Given task: Copy each line of the records that holds the string "time".

Supplied records:
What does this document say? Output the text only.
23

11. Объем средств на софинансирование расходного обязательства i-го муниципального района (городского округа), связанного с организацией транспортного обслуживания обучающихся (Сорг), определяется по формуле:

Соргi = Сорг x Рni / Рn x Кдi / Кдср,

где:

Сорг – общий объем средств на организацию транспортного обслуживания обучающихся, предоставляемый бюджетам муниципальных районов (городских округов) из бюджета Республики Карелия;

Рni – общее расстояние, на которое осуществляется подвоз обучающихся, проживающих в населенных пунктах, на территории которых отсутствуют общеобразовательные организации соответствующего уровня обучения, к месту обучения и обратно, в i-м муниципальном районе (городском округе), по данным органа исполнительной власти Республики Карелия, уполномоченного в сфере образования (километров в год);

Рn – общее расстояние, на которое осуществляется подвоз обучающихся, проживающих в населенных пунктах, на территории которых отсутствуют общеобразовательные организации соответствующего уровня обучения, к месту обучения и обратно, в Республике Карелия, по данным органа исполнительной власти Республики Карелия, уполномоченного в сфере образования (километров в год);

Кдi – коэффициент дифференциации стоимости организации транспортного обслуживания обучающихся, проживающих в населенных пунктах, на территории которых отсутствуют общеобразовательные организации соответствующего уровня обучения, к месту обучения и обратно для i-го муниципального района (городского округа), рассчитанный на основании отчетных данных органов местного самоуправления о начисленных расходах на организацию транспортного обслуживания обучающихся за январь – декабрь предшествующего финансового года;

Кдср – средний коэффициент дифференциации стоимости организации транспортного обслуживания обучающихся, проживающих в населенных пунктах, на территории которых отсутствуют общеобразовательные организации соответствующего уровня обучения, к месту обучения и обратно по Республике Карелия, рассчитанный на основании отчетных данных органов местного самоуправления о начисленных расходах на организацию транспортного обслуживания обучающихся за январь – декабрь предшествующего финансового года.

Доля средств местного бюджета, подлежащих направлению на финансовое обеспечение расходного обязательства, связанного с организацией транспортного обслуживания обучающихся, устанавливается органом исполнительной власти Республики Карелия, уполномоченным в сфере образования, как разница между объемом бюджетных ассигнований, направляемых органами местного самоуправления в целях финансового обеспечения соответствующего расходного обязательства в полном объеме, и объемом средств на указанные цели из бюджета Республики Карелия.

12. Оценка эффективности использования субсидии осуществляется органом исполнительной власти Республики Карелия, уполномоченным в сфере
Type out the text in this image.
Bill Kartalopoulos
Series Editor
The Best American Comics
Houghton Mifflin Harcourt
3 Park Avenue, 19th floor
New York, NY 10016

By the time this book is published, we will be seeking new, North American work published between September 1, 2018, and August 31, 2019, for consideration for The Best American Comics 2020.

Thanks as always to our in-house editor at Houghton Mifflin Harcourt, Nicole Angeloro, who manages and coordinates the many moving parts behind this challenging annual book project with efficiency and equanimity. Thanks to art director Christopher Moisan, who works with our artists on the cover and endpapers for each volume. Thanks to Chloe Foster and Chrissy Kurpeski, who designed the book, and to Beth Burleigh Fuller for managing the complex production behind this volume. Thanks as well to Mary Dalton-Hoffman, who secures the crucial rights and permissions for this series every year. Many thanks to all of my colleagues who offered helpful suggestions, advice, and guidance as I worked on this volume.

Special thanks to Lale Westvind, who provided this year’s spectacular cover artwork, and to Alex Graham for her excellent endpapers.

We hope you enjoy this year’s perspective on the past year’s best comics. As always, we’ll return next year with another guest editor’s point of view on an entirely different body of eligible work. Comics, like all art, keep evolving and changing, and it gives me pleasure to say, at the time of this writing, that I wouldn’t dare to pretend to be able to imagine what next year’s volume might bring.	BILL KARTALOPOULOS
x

Solved exercise:
By the time this book is published, we will be seeking new, North American work published between September 1, 2018, and August 31, 2019, for consideration for The Best American Comics 2020.
We hope you enjoy this year’s perspective on the past year’s best comics. As always, we’ll return next year with another guest editor’s point of view on an entirely different body of eligible work. Comics, like all art, keep evolving and changing, and it gives me pleasure to say, at the time of this writing, that I wouldn’t dare to pretend to be able to imagine what next year’s volume might bring.	BILL KARTALOPOULOS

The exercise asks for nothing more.